Exercise prompt.
Rewrite the lines from the line with "observed-point [902, 428, 910, 436]" to the line with "observed-point [162, 519, 170, 528]", replacing "observed-point" with "data-point" and leaving everything else unchanged.

Dataset content.

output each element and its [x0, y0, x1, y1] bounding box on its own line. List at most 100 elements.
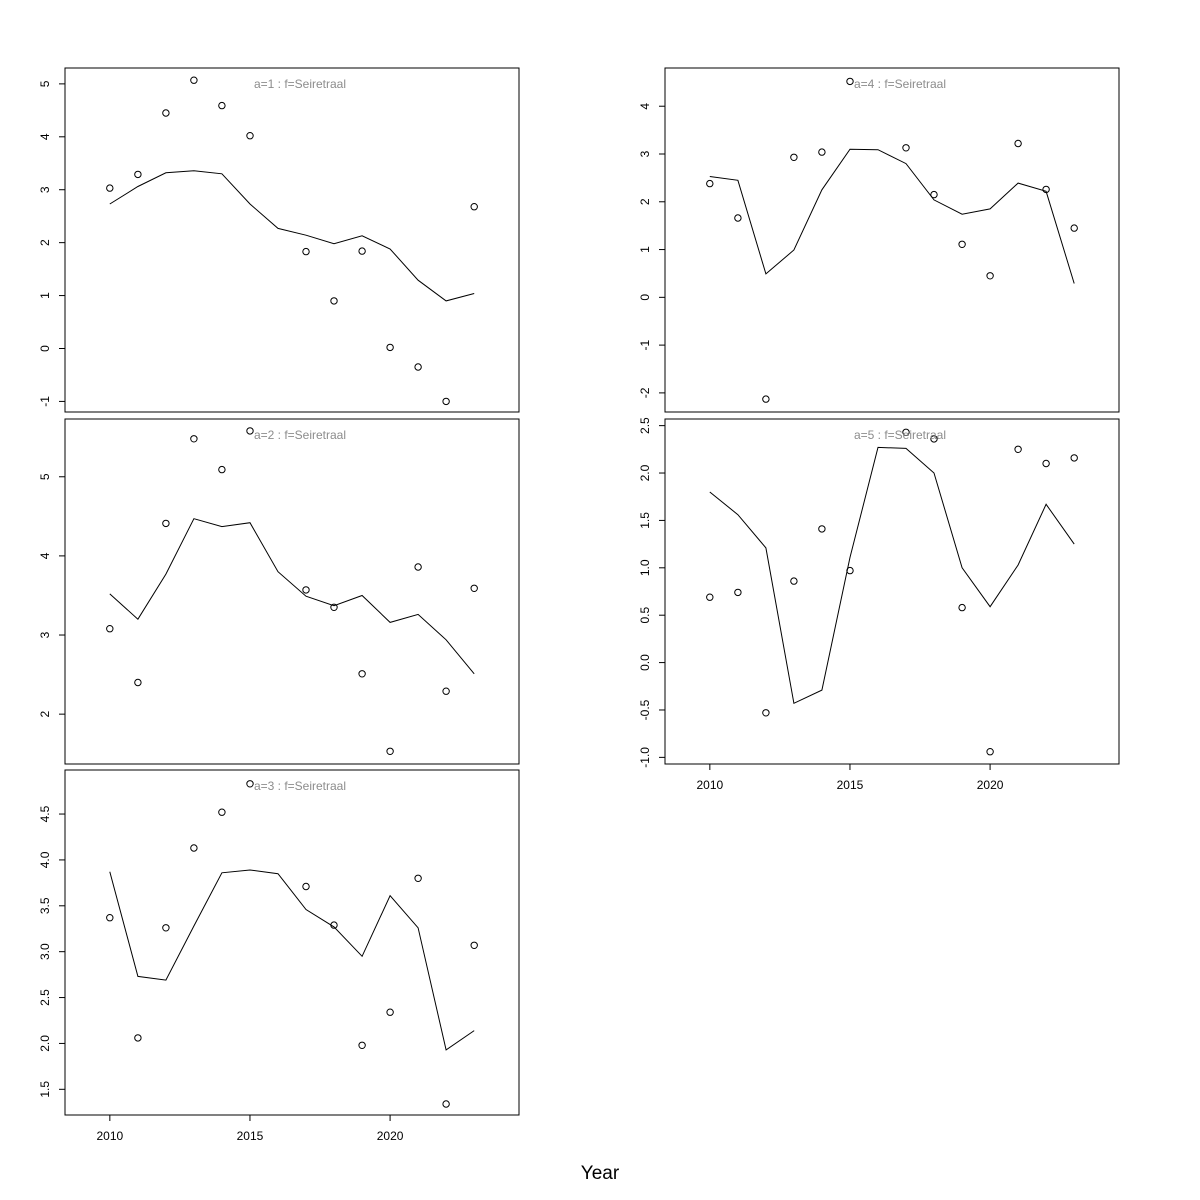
observed-point [902, 428, 910, 436]
x-axis-label: Year [581, 1163, 620, 1184]
y-tick-label: 2.0 [638, 464, 652, 481]
y-tick-label: -0.5 [638, 699, 652, 720]
observed-point [302, 586, 310, 594]
observed-point [818, 525, 826, 533]
y-tick-label: 2.5 [638, 417, 652, 434]
fitted-line [109, 869, 475, 1051]
observed-point [162, 109, 170, 117]
observed-point [846, 77, 854, 86]
x-tick-label: 2010 [696, 778, 723, 792]
observed-point [162, 519, 170, 528]
observed-point [470, 941, 478, 949]
observed-point [706, 593, 714, 601]
y-tick-label: 4.0 [38, 851, 52, 868]
observed-point [706, 179, 714, 188]
observed-point [134, 170, 142, 179]
observed-point [470, 203, 478, 211]
observed-point [958, 240, 966, 249]
y-tick-label: 0 [638, 294, 652, 301]
observed-point [930, 190, 938, 199]
y-tick-label: 0.5 [638, 607, 652, 624]
observed-point [414, 874, 422, 882]
panels-group: -1 0 1 2 3 4 5 a=1 : f=Seiretraal 2 3 4 5 a=2 : f=Se… [38, 67, 1120, 1143]
x-tick-label: 2010 [96, 1129, 123, 1143]
y-tick-label: 2.5 [38, 989, 52, 1006]
observed-point [442, 1100, 450, 1108]
panel-a1: -1 0 1 2 3 4 5 a=1 : f=Seiretraal [38, 67, 520, 413]
observed-point [190, 435, 198, 443]
y-tick-label: 2 [38, 239, 52, 246]
panel-title: a=2 : f=Seiretraal [254, 428, 346, 442]
observed-point [846, 566, 854, 575]
panel-a4: -2 -1 0 1 2 3 4 a=4 : f=Seiretraal [638, 67, 1120, 413]
fitted-line [709, 446, 1075, 705]
observed-point [734, 588, 742, 597]
y-tick-label: 1 [638, 246, 652, 253]
observed-point [790, 153, 798, 162]
observed-point [818, 148, 826, 156]
fitted-line [109, 518, 475, 675]
observed-point [1070, 454, 1078, 462]
panel-a5: -1.0 -0.5 0.0 0.5 1.0 1.5 2.0 2.5 2010 2015 2020 a=… [638, 417, 1120, 792]
panel-title: a=3 : f=Seiretraal [254, 779, 346, 793]
observed-point [302, 247, 310, 256]
observed-point [246, 427, 254, 435]
observed-point [1014, 139, 1022, 148]
observed-point [190, 844, 198, 852]
observed-point [470, 584, 478, 592]
panel-title: a=5 : f=Seiretraal [854, 428, 946, 442]
observed-point [414, 563, 422, 571]
observed-point [414, 363, 422, 371]
y-tick-label: -1 [638, 339, 652, 350]
observed-point [218, 101, 226, 110]
y-tick-label: 1 [38, 292, 52, 299]
y-tick-label: -1.0 [638, 747, 652, 768]
y-tick-label: 0 [38, 345, 52, 352]
observed-point [1042, 459, 1050, 468]
observed-point [930, 435, 938, 443]
y-tick-label: 1.0 [638, 559, 652, 576]
panel-a2: 2 3 4 5 a=2 : f=Seiretraal [38, 418, 520, 765]
fitted-line [109, 170, 475, 302]
observed-point [986, 748, 994, 756]
panel-a3: 1.5 2.0 2.5 3.0 3.5 4.0 4.5 2010 2015 2020 a=3 : f… [38, 769, 520, 1143]
observed-point [190, 76, 198, 84]
y-tick-label: 3 [638, 150, 652, 157]
observed-point [734, 214, 742, 222]
observed-point [986, 272, 994, 280]
observed-point [762, 395, 770, 403]
fitted-line [709, 148, 1075, 284]
observed-point [790, 577, 798, 585]
observed-point [134, 678, 142, 687]
observed-point [162, 924, 170, 932]
observed-point [358, 1041, 366, 1050]
observed-point [106, 184, 114, 192]
observed-point [218, 808, 226, 816]
y-tick-label: 4.5 [38, 805, 52, 822]
observed-point [442, 687, 450, 695]
observed-point [358, 670, 366, 678]
y-tick-label: 4 [38, 552, 52, 559]
observed-point [246, 780, 254, 788]
observed-point [1070, 224, 1078, 232]
y-tick-label: 3.5 [38, 897, 52, 914]
observed-point [106, 625, 114, 633]
observed-point [1014, 445, 1022, 453]
observed-point [330, 921, 338, 929]
y-tick-label: 3 [38, 186, 52, 193]
x-tick-label: 2020 [977, 778, 1004, 792]
y-tick-label: 0.0 [638, 654, 652, 671]
observed-point [246, 132, 254, 140]
y-tick-label: -2 [638, 387, 652, 398]
y-tick-label: 1.5 [38, 1081, 52, 1098]
observed-point [330, 603, 338, 611]
y-tick-label: 4 [38, 133, 52, 140]
y-tick-label: 3.0 [38, 943, 52, 960]
y-tick-label: -1 [38, 396, 52, 407]
observed-point [218, 465, 226, 474]
observed-point [762, 709, 770, 717]
observed-point [958, 603, 966, 612]
observed-point [330, 297, 338, 305]
observed-point [134, 1034, 142, 1042]
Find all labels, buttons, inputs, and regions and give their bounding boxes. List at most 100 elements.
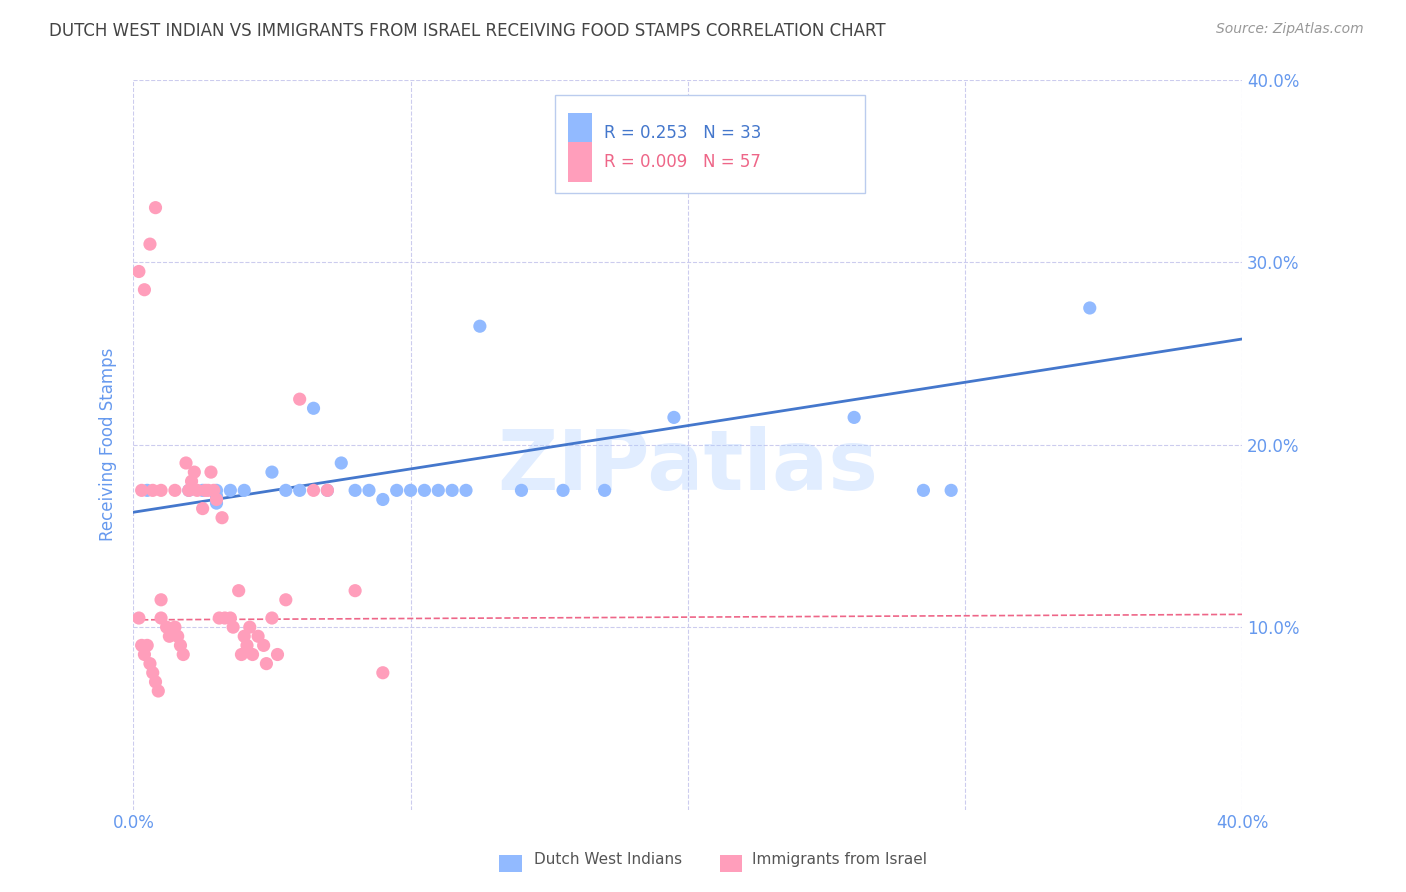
Point — [142, 483, 165, 498]
Point — [239, 620, 262, 634]
Bar — [568, 112, 592, 153]
Point — [344, 583, 367, 598]
Point — [912, 483, 935, 498]
Point — [191, 483, 214, 498]
Point — [174, 456, 197, 470]
Point — [441, 483, 464, 498]
Y-axis label: Receiving Food Stamps: Receiving Food Stamps — [100, 348, 117, 541]
Point — [260, 611, 283, 625]
Point — [136, 639, 159, 653]
Point — [145, 674, 167, 689]
Point — [371, 665, 394, 680]
Point — [288, 483, 311, 498]
Point — [236, 639, 259, 653]
Bar — [568, 142, 592, 182]
Point — [662, 410, 685, 425]
Point — [551, 483, 574, 498]
Point — [468, 319, 491, 334]
Point — [177, 483, 200, 498]
Point — [148, 684, 170, 698]
Point — [150, 611, 173, 625]
Point — [128, 264, 150, 278]
Point — [145, 201, 167, 215]
Point — [344, 483, 367, 498]
Point — [253, 639, 276, 653]
Point — [186, 483, 208, 498]
Point — [169, 639, 191, 653]
Point — [842, 410, 865, 425]
Point — [205, 496, 228, 510]
Point — [385, 483, 408, 498]
Point — [136, 483, 159, 498]
Point — [413, 483, 436, 498]
Point — [247, 629, 270, 643]
Point — [357, 483, 380, 498]
Point — [228, 583, 250, 598]
Point — [222, 620, 245, 634]
Point — [371, 492, 394, 507]
Point — [260, 465, 283, 479]
Text: DUTCH WEST INDIAN VS IMMIGRANTS FROM ISRAEL RECEIVING FOOD STAMPS CORRELATION CH: DUTCH WEST INDIAN VS IMMIGRANTS FROM ISR… — [49, 22, 886, 40]
Point — [219, 483, 242, 498]
Point — [194, 483, 217, 498]
Point — [155, 620, 177, 634]
Point — [593, 483, 616, 498]
Point — [128, 611, 150, 625]
Text: R = 0.253   N = 33: R = 0.253 N = 33 — [603, 124, 761, 142]
Point — [180, 475, 202, 489]
Point — [197, 483, 219, 498]
Point — [205, 492, 228, 507]
Point — [163, 620, 186, 634]
Point — [231, 648, 253, 662]
Point — [205, 483, 228, 498]
Point — [139, 237, 162, 252]
Point — [134, 283, 156, 297]
Point — [142, 665, 165, 680]
Point — [233, 483, 256, 498]
Point — [454, 483, 477, 498]
Point — [183, 465, 205, 479]
Point — [172, 648, 194, 662]
Point — [510, 483, 533, 498]
Point — [274, 483, 297, 498]
Point — [211, 510, 233, 524]
Text: R = 0.009   N = 57: R = 0.009 N = 57 — [603, 153, 761, 171]
Point — [316, 483, 339, 498]
Point — [242, 648, 264, 662]
Point — [399, 483, 422, 498]
Point — [191, 501, 214, 516]
Text: Source: ZipAtlas.com: Source: ZipAtlas.com — [1216, 22, 1364, 37]
Point — [131, 639, 153, 653]
Point — [787, 164, 810, 178]
Point — [266, 648, 288, 662]
Point — [214, 611, 236, 625]
Point — [330, 456, 353, 470]
Point — [1078, 301, 1101, 315]
Point — [131, 483, 153, 498]
Text: Immigrants from Israel: Immigrants from Israel — [752, 852, 927, 867]
Point — [205, 489, 228, 503]
FancyBboxPatch shape — [555, 95, 865, 193]
Text: ZIPatlas: ZIPatlas — [498, 426, 879, 508]
Point — [302, 483, 325, 498]
Point — [274, 592, 297, 607]
Point — [316, 483, 339, 498]
Point — [254, 657, 277, 671]
Point — [219, 611, 242, 625]
Point — [208, 611, 231, 625]
Point — [150, 483, 173, 498]
Text: Dutch West Indians: Dutch West Indians — [534, 852, 682, 867]
Point — [134, 648, 156, 662]
Point — [288, 392, 311, 406]
Point — [177, 483, 200, 498]
Point — [139, 657, 162, 671]
Point — [302, 401, 325, 416]
Point — [939, 483, 962, 498]
Point — [200, 465, 222, 479]
Point — [163, 483, 186, 498]
Point — [233, 629, 256, 643]
Point — [202, 483, 225, 498]
Point — [166, 629, 188, 643]
Point — [427, 483, 450, 498]
Point — [150, 592, 173, 607]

The completed task.
data-point [902, 428, 910, 436]
x-axis-label: Year [581, 1163, 620, 1184]
y-tick-label: 2.0 [638, 464, 652, 481]
y-tick-label: -0.5 [638, 699, 652, 720]
data-point [302, 586, 310, 594]
data-point [818, 525, 826, 533]
y-tick-label: 2.5 [638, 417, 652, 434]
fitted-line [109, 869, 475, 1051]
data-point [162, 109, 170, 117]
data-point [846, 77, 854, 86]
x-tick-label: 2010 [696, 778, 723, 792]
data-point [162, 519, 170, 528]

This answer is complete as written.